## PROBLEM TO SOLVE
Retype the full set of records. Keep every character identical.

## DATA SHOWN
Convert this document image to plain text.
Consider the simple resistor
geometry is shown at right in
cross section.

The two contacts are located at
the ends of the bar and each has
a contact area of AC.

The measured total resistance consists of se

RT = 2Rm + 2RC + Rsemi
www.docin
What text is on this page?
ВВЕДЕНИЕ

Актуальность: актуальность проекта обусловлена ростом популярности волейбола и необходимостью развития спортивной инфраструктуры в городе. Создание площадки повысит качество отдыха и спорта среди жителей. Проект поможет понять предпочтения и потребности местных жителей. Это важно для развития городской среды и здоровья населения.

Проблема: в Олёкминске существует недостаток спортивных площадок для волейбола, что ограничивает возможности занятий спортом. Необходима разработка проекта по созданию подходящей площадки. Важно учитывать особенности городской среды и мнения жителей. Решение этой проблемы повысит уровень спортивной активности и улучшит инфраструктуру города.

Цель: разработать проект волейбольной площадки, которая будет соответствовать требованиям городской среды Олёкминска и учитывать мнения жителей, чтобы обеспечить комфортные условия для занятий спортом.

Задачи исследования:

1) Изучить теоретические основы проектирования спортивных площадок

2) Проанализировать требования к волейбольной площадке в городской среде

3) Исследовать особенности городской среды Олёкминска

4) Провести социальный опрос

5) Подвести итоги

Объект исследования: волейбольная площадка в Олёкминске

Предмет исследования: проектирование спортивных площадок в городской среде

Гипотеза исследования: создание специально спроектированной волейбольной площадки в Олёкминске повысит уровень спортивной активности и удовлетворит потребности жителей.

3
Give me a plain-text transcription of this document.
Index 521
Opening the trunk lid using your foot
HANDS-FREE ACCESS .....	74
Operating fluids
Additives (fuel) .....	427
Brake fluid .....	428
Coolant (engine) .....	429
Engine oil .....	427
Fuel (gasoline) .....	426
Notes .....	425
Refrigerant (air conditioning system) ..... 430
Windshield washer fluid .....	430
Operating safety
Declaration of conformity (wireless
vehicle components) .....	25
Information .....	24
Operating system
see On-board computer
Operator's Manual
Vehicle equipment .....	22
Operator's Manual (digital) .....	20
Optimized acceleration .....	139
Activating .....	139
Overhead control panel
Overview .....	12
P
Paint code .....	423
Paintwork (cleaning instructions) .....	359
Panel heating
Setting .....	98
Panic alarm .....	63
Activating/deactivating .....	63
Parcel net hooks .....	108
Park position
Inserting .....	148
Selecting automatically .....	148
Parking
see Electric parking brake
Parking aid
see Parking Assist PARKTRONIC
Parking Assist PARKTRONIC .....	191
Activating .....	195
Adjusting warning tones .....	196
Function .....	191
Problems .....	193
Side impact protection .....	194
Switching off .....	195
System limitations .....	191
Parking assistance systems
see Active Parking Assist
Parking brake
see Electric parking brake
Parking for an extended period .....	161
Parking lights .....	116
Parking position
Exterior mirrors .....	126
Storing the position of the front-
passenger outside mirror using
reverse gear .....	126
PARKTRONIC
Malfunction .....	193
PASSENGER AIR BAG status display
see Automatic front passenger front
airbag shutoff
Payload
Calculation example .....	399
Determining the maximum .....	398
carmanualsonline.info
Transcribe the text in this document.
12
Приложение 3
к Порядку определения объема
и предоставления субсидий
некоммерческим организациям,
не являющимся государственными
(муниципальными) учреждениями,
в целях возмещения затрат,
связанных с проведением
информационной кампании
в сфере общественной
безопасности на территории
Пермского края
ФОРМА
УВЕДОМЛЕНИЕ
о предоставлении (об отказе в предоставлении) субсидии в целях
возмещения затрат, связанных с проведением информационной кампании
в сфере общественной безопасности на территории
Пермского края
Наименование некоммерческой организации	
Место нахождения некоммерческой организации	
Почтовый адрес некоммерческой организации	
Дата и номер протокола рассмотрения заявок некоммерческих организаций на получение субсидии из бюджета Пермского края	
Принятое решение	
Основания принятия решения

## TASK RESULT
Convert this document image to plain text.
Consider the simple resistor
geometry is shown at right in
cross section.

The two contacts are located at
the ends of the bar and each has
a contact area of AC.

The measured total resistance consists of se

RT = 2Rm + 2RC + Rsemi
www.docin
What text is on this page?
ВВЕДЕНИЕ

Актуальность: актуальность проекта обусловлена ростом популярности волейбола и необходимостью развития спортивной инфраструктуры в городе. Создание площадки повысит качество отдыха и спорта среди жителей. Проект поможет понять предпочтения и потребности местных жителей. Это важно для развития городской среды и здоровья населения.

Проблема: в Олёкминске существует недостаток спортивных площадок для волейбола, что ограничивает возможности занятий спортом. Необходима разработка проекта по созданию подходящей площадки. Важно учитывать особенности городской среды и мнения жителей. Решение этой проблемы повысит уровень спортивной активности и улучшит инфраструктуру города.

Цель: разработать проект волейбольной площадки, которая будет соответствовать требованиям городской среды Олёкминска и учитывать мнения жителей, чтобы обеспечить комфортные условия для занятий спортом.

Задачи исследования:

1) Изучить теоретические основы проектирования спортивных площадок

2) Проанализировать требования к волейбольной площадке в городской среде

3) Исследовать особенности городской среды Олёкминска

4) Провести социальный опрос

5) Подвести итоги

Объект исследования: волейбольная площадка в Олёкминске

Предмет исследования: проектирование спортивных площадок в городской среде

Гипотеза исследования: создание специально спроектированной волейбольной площадки в Олёкминске повысит уровень спортивной активности и удовлетворит потребности жителей.

3
Give me a plain-text transcription of this document.
Index 521
Opening the trunk lid using your foot
HANDS-FREE ACCESS .....	74
Operating fluids
Additives (fuel) .....	427
Brake fluid .....	428
Coolant (engine) .....	429
Engine oil .....	427
Fuel (gasoline) .....	426
Notes .....	425
Refrigerant (air conditioning system) ..... 430
Windshield washer fluid .....	430
Operating safety
Declaration of conformity (wireless
vehicle components) .....	25
Information .....	24
Operating system
see On-board computer
Operator's Manual
Vehicle equipment .....	22
Operator's Manual (digital) .....	20
Optimized acceleration .....	139
Activating .....	139
Overhead control panel
Overview .....	12
P
Paint code .....	423
Paintwork (cleaning instructions) .....	359
Panel heating
Setting .....	98
Panic alarm .....	63
Activating/deactivating .....	63
Parcel net hooks .....	108
Park position
Inserting .....	148
Selecting automatically .....	148
Parking
see Electric parking brake
Parking aid
see Parking Assist PARKTRONIC
Parking Assist PARKTRONIC .....	191
Activating .....	195
Adjusting warning tones .....	196
Function .....	191
Problems .....	193
Side impact protection .....	194
Switching off .....	195
System limitations .....	191
Parking assistance systems
see Active Parking Assist
Parking brake
see Electric parking brake
Parking for an extended period .....	161
Parking lights .....	116
Parking position
Exterior mirrors .....	126
Storing the position of the front-
passenger outside mirror using
reverse gear .....	126
PARKTRONIC
Malfunction .....	193
PASSENGER AIR BAG status display
see Automatic front passenger front
airbag shutoff
Payload
Calculation example .....	399
Determining the maximum .....	398
carmanualsonline.info
Transcribe the text in this document.
12
Приложение 3
к Порядку определения объема
и предоставления субсидий
некоммерческим организациям,
не являющимся государственными
(муниципальными) учреждениями,
в целях возмещения затрат,
связанных с проведением
информационной кампании
в сфере общественной
безопасности на территории
Пермского края
ФОРМА
УВЕДОМЛЕНИЕ
о предоставлении (об отказе в предоставлении) субсидии в целях
возмещения затрат, связанных с проведением информационной кампании
в сфере общественной безопасности на территории
Пермского края
Наименование некоммерческой организации	
Место нахождения некоммерческой организации	
Почтовый адрес некоммерческой организации	
Дата и номер протокола рассмотрения заявок некоммерческих организаций на получение субсидии из бюджета Пермского края	
Принятое решение	
Основания принятия решения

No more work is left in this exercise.